Figure contents as structured data

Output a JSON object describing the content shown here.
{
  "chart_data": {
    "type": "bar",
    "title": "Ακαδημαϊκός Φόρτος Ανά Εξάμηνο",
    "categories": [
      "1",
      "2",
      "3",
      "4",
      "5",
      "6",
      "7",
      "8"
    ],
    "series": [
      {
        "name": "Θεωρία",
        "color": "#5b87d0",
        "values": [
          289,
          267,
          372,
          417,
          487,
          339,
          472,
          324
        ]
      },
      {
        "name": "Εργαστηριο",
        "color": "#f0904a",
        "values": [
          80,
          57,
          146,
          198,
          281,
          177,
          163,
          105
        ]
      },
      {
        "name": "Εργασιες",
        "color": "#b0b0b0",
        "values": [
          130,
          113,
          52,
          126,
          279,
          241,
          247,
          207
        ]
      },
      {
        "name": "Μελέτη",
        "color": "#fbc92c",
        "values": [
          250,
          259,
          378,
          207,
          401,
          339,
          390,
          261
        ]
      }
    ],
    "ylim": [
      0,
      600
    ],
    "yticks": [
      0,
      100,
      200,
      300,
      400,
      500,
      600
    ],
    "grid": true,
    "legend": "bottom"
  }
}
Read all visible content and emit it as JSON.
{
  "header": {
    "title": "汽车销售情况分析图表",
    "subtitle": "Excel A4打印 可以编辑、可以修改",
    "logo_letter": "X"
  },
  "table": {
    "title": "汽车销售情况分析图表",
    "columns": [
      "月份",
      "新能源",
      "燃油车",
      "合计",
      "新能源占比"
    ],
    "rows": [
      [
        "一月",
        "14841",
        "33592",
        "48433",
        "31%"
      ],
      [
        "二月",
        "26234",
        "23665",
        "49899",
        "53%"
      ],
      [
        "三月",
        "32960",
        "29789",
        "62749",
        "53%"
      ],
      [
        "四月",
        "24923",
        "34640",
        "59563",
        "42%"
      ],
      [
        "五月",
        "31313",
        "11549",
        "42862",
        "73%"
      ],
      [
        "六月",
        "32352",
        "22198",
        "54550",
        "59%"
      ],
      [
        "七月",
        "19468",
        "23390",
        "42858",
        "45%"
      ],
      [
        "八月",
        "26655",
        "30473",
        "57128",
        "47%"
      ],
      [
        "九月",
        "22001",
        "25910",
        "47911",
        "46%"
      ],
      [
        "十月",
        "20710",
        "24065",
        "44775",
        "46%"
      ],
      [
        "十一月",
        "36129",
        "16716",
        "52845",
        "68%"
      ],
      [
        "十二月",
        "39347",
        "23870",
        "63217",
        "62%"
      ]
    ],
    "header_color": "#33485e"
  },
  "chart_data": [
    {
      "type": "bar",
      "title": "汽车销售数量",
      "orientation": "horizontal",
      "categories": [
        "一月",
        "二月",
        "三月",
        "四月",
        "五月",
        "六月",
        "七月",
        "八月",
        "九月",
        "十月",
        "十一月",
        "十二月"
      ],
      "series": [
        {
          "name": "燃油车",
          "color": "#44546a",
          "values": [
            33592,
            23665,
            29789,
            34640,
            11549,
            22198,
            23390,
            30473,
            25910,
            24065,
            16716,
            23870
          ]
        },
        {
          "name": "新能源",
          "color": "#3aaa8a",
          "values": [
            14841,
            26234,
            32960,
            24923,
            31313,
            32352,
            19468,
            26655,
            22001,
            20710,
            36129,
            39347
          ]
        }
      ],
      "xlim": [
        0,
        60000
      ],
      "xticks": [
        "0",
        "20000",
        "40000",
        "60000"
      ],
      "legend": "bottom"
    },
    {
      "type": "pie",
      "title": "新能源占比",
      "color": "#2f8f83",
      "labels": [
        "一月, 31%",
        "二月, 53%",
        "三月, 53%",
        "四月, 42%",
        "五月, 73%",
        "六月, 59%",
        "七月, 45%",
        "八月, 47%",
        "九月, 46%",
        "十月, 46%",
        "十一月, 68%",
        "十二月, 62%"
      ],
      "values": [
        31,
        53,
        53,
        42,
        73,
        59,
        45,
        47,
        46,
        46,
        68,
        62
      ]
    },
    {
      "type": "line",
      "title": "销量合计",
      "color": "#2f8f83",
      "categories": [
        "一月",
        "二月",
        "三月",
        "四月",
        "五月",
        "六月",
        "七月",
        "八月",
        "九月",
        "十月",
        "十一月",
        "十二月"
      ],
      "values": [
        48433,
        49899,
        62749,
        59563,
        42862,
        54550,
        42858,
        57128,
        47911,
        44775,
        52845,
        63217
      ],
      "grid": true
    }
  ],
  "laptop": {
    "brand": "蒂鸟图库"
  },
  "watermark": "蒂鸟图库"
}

**Requirement:**
Restate the data above exactly, keeping each word as it stands.

**Expected answer:**
Output a JSON object describing the content shown here.
{
  "chart_data": {
    "type": "bar",
    "title": "Ακαδημαϊκός Φόρτος Ανά Εξάμηνο",
    "categories": [
      "1",
      "2",
      "3",
      "4",
      "5",
      "6",
      "7",
      "8"
    ],
    "series": [
      {
        "name": "Θεωρία",
        "color": "#5b87d0",
        "values": [
          289,
          267,
          372,
          417,
          487,
          339,
          472,
          324
        ]
      },
      {
        "name": "Εργαστηριο",
        "color": "#f0904a",
        "values": [
          80,
          57,
          146,
          198,
          281,
          177,
          163,
          105
        ]
      },
      {
        "name": "Εργασιες",
        "color": "#b0b0b0",
        "values": [
          130,
          113,
          52,
          126,
          279,
          241,
          247,
          207
        ]
      },
      {
        "name": "Μελέτη",
        "color": "#fbc92c",
        "values": [
          250,
          259,
          378,
          207,
          401,
          339,
          390,
          261
        ]
      }
    ],
    "ylim": [
      0,
      600
    ],
    "yticks": [
      0,
      100,
      200,
      300,
      400,
      500,
      600
    ],
    "grid": true,
    "legend": "bottom"
  }
}
Read all visible content and emit it as JSON.
{
  "header": {
    "title": "汽车销售情况分析图表",
    "subtitle": "Excel A4打印 可以编辑、可以修改",
    "logo_letter": "X"
  },
  "table": {
    "title": "汽车销售情况分析图表",
    "columns": [
      "月份",
      "新能源",
      "燃油车",
      "合计",
      "新能源占比"
    ],
    "rows": [
      [
        "一月",
        "14841",
        "33592",
        "48433",
        "31%"
      ],
      [
        "二月",
        "26234",
        "23665",
        "49899",
        "53%"
      ],
      [
        "三月",
        "32960",
        "29789",
        "62749",
        "53%"
      ],
      [
        "四月",
        "24923",
        "34640",
        "59563",
        "42%"
      ],
      [
        "五月",
        "31313",
        "11549",
        "42862",
        "73%"
      ],
      [
        "六月",
        "32352",
        "22198",
        "54550",
        "59%"
      ],
      [
        "七月",
        "19468",
        "23390",
        "42858",
        "45%"
      ],
      [
        "八月",
        "26655",
        "30473",
        "57128",
        "47%"
      ],
      [
        "九月",
        "22001",
        "25910",
        "47911",
        "46%"
      ],
      [
        "十月",
        "20710",
        "24065",
        "44775",
        "46%"
      ],
      [
        "十一月",
        "36129",
        "16716",
        "52845",
        "68%"
      ],
      [
        "十二月",
        "39347",
        "23870",
        "63217",
        "62%"
      ]
    ],
    "header_color": "#33485e"
  },
  "chart_data": [
    {
      "type": "bar",
      "title": "汽车销售数量",
      "orientation": "horizontal",
      "categories": [
        "一月",
        "二月",
        "三月",
        "四月",
        "五月",
        "六月",
        "七月",
        "八月",
        "九月",
        "十月",
        "十一月",
        "十二月"
      ],
      "series": [
        {
          "name": "燃油车",
          "color": "#44546a",
          "values": [
            33592,
            23665,
            29789,
            34640,
            11549,
            22198,
            23390,
            30473,
            25910,
            24065,
            16716,
            23870
          ]
        },
        {
          "name": "新能源",
          "color": "#3aaa8a",
          "values": [
            14841,
            26234,
            32960,
            24923,
            31313,
            32352,
            19468,
            26655,
            22001,
            20710,
            36129,
            39347
          ]
        }
      ],
      "xlim": [
        0,
        60000
      ],
      "xticks": [
        "0",
        "20000",
        "40000",
        "60000"
      ],
      "legend": "bottom"
    },
    {
      "type": "pie",
      "title": "新能源占比",
      "color": "#2f8f83",
      "labels": [
        "一月, 31%",
        "二月, 53%",
        "三月, 53%",
        "四月, 42%",
        "五月, 73%",
        "六月, 59%",
        "七月, 45%",
        "八月, 47%",
        "九月, 46%",
        "十月, 46%",
        "十一月, 68%",
        "十二月, 62%"
      ],
      "values": [
        31,
        53,
        53,
        42,
        73,
        59,
        45,
        47,
        46,
        46,
        68,
        62
      ]
    },
    {
      "type": "line",
      "title": "销量合计",
      "color": "#2f8f83",
      "categories": [
        "一月",
        "二月",
        "三月",
        "四月",
        "五月",
        "六月",
        "七月",
        "八月",
        "九月",
        "十月",
        "十一月",
        "十二月"
      ],
      "values": [
        48433,
        49899,
        62749,
        59563,
        42862,
        54550,
        42858,
        57128,
        47911,
        44775,
        52845,
        63217
      ],
      "grid": true
    }
  ],
  "laptop": {
    "brand": "蒂鸟图库"
  },
  "watermark": "蒂鸟图库"
}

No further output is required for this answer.